## Start

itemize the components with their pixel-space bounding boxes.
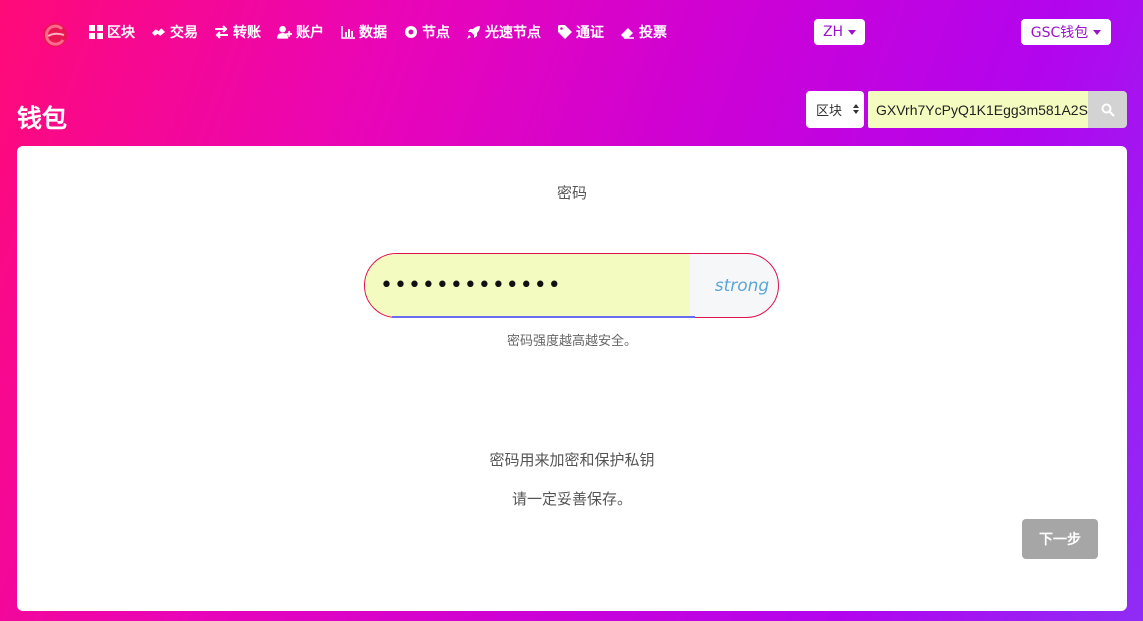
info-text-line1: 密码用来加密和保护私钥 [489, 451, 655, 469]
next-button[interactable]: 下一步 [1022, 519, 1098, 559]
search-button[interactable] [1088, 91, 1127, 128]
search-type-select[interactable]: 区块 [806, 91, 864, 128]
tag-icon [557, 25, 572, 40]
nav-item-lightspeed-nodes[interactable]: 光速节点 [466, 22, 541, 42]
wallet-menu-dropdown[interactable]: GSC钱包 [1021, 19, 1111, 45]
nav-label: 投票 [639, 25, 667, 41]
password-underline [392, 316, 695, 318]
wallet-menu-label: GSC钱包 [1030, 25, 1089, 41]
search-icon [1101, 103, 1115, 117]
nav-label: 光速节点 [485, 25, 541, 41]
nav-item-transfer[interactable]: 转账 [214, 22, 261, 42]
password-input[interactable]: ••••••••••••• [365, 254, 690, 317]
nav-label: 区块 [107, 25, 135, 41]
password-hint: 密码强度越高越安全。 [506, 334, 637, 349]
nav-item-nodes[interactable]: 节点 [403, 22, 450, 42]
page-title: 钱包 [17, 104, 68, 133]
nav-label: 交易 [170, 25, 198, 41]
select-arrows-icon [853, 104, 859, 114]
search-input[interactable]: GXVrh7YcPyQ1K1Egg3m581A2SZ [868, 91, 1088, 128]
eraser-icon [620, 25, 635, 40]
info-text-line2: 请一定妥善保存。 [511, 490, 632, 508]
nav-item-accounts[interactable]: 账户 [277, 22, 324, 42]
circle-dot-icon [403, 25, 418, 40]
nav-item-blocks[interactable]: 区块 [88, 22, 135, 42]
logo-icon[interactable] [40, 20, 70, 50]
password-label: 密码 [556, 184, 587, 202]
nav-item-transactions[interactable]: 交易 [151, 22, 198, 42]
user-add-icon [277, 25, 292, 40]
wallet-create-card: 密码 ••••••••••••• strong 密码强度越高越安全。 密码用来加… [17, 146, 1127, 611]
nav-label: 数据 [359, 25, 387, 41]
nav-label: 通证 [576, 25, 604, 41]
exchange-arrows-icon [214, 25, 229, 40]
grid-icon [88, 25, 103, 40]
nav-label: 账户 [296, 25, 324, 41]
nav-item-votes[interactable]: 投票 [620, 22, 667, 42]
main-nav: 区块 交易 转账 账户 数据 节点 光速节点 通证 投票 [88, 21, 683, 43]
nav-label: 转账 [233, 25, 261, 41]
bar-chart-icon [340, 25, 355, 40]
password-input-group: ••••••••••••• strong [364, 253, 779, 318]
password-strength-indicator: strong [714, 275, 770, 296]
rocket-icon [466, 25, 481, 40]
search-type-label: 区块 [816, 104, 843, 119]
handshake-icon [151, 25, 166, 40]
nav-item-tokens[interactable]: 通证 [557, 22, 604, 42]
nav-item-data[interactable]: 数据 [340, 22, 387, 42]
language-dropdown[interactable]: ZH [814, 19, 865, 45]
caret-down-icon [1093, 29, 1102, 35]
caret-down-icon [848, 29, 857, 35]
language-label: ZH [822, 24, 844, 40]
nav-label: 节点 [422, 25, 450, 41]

## End

Retype every line of the records above exactly as it appears, leaving out the picture.

itemize the components with their pixel-space bounding boxes.
info-text-line1: 密码用来加密和保护私钥 [489, 451, 655, 469]
next-button[interactable]: 下一步 [1022, 519, 1098, 559]
search-button[interactable] [1088, 91, 1127, 128]
search-type-select[interactable]: 区块 [806, 91, 864, 128]
tag-icon [557, 25, 572, 40]
nav-item-lightspeed-nodes[interactable]: 光速节点 [466, 22, 541, 42]
wallet-menu-dropdown[interactable]: GSC钱包 [1021, 19, 1111, 45]
nav-label: 投票 [639, 25, 667, 41]
password-underline [392, 316, 695, 318]
wallet-menu-label: GSC钱包 [1030, 25, 1089, 41]
search-icon [1101, 103, 1115, 117]
nav-label: 光速节点 [485, 25, 541, 41]
nav-item-transfer[interactable]: 转账 [214, 22, 261, 42]
password-input[interactable]: ••••••••••••• [365, 254, 690, 317]
nav-label: 区块 [107, 25, 135, 41]
password-hint: 密码强度越高越安全。 [506, 334, 637, 349]
nav-item-nodes[interactable]: 节点 [403, 22, 450, 42]
page-title: 钱包 [17, 104, 68, 133]
nav-label: 交易 [170, 25, 198, 41]
select-arrows-icon [853, 104, 859, 114]
search-input[interactable]: GXVrh7YcPyQ1K1Egg3m581A2SZ [868, 91, 1088, 128]
eraser-icon [620, 25, 635, 40]
info-text-line2: 请一定妥善保存。 [511, 490, 632, 508]
nav-item-accounts[interactable]: 账户 [277, 22, 324, 42]
circle-dot-icon [403, 25, 418, 40]
nav-item-blocks[interactable]: 区块 [88, 22, 135, 42]
logo-icon[interactable] [40, 20, 70, 50]
password-label: 密码 [556, 184, 587, 202]
nav-item-transactions[interactable]: 交易 [151, 22, 198, 42]
user-add-icon [277, 25, 292, 40]
wallet-create-card: 密码 ••••••••••••• strong 密码强度越高越安全。 密码用来加… [17, 146, 1127, 611]
nav-label: 数据 [359, 25, 387, 41]
nav-label: 通证 [576, 25, 604, 41]
exchange-arrows-icon [214, 25, 229, 40]
grid-icon [88, 25, 103, 40]
nav-label: 账户 [296, 25, 324, 41]
nav-item-votes[interactable]: 投票 [620, 22, 667, 42]
main-nav: 区块 交易 转账 账户 数据 节点 光速节点 通证 投票 [88, 21, 683, 43]
nav-label: 转账 [233, 25, 261, 41]
bar-chart-icon [340, 25, 355, 40]
password-input-group: ••••••••••••• strong [364, 253, 779, 318]
password-strength-indicator: strong [714, 275, 770, 296]
rocket-icon [466, 25, 481, 40]
search-type-label: 区块 [816, 104, 843, 119]
handshake-icon [151, 25, 166, 40]
nav-item-tokens[interactable]: 通证 [557, 22, 604, 42]
nav-item-data[interactable]: 数据 [340, 22, 387, 42]
language-dropdown[interactable]: ZH [814, 19, 865, 45]
caret-down-icon [1093, 29, 1102, 35]
caret-down-icon [848, 29, 857, 35]
language-label: ZH [822, 24, 844, 40]
nav-label: 节点 [422, 25, 450, 41]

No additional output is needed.